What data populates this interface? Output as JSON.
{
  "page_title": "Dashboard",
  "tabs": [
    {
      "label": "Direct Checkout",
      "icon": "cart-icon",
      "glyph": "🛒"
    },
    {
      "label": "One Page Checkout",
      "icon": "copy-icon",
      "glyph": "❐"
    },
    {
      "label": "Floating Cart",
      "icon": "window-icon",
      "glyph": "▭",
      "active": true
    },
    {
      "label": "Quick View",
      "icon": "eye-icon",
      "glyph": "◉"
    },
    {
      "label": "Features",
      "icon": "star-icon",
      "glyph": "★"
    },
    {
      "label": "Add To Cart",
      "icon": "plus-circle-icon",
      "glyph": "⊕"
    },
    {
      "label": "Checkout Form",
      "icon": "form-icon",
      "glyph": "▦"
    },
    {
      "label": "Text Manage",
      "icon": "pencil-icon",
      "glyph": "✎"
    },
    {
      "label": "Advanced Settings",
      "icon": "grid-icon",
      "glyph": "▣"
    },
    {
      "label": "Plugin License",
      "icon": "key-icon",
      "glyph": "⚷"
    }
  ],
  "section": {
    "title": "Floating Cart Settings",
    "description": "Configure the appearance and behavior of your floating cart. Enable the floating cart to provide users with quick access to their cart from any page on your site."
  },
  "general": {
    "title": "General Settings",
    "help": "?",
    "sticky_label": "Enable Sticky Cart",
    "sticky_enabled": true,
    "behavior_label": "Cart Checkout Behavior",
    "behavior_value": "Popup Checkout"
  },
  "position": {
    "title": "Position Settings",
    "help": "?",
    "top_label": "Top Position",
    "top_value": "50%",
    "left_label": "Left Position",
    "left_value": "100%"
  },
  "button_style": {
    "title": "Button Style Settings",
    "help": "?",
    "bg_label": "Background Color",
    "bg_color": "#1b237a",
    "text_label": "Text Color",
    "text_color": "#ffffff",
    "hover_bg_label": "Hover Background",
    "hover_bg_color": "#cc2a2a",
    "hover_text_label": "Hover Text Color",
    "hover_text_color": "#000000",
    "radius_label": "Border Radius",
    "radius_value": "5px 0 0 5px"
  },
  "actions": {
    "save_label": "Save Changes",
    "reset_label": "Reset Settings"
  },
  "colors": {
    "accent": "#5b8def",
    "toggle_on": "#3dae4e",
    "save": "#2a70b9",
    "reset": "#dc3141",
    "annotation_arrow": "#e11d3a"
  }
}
-=-=-
Tell how many lines above contain the word "icon". Give the number alone.

10